* _Given exercise_
Where a line contains the string "droga", copy that line.

* _The data_
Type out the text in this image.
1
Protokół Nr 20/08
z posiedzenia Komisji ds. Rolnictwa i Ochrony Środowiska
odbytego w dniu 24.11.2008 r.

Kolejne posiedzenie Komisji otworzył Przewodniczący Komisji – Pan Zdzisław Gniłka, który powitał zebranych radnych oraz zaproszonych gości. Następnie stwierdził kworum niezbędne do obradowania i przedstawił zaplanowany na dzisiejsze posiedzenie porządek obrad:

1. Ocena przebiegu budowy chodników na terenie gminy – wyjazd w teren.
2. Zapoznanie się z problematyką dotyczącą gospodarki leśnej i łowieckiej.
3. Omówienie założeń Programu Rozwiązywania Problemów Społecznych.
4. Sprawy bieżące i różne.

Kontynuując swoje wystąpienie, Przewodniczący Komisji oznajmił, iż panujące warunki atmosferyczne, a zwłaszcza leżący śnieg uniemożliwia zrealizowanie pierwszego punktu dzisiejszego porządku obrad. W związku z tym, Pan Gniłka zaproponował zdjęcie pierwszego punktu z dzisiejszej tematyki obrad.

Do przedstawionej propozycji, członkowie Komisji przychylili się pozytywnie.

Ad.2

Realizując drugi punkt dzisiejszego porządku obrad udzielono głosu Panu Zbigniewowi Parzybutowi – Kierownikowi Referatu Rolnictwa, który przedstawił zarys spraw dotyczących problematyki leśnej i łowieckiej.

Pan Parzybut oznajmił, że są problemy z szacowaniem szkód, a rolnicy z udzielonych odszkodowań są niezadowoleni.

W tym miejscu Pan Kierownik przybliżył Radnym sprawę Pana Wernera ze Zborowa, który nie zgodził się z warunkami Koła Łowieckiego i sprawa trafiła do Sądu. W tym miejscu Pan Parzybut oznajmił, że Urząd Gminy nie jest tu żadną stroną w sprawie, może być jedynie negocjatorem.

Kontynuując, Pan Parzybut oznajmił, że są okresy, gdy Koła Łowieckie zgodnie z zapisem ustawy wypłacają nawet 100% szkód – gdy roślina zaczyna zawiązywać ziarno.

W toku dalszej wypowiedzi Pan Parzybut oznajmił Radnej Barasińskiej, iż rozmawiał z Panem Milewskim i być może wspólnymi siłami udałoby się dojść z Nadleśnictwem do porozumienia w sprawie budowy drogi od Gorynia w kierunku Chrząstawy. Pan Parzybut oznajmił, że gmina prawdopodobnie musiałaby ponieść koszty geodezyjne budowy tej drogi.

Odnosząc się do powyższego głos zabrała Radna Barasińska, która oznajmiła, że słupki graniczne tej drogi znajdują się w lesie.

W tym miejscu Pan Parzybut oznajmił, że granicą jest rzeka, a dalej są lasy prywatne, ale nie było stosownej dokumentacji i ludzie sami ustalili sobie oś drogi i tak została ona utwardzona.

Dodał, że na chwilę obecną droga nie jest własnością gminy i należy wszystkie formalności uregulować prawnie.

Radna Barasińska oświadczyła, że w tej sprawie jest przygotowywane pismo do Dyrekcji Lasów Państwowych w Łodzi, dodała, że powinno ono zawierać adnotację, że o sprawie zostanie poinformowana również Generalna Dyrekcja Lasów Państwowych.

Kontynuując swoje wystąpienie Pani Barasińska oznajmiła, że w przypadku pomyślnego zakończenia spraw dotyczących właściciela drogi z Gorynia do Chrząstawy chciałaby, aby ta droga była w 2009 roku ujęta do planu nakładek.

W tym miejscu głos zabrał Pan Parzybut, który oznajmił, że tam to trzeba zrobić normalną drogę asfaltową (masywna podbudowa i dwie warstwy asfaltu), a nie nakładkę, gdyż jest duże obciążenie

* _Solution_
Dodał, że na chwilę obecną droga nie jest własnością gminy i należy wszystkie formalności uregulować prawnie.
Kontynuując swoje wystąpienie Pani Barasińska oznajmiła, że w przypadku pomyślnego zakończenia spraw dotyczących właściciela drogi z Gorynia do Chrząstawy chciałaby, aby ta droga była w 2009 roku ujęta do planu nakładek.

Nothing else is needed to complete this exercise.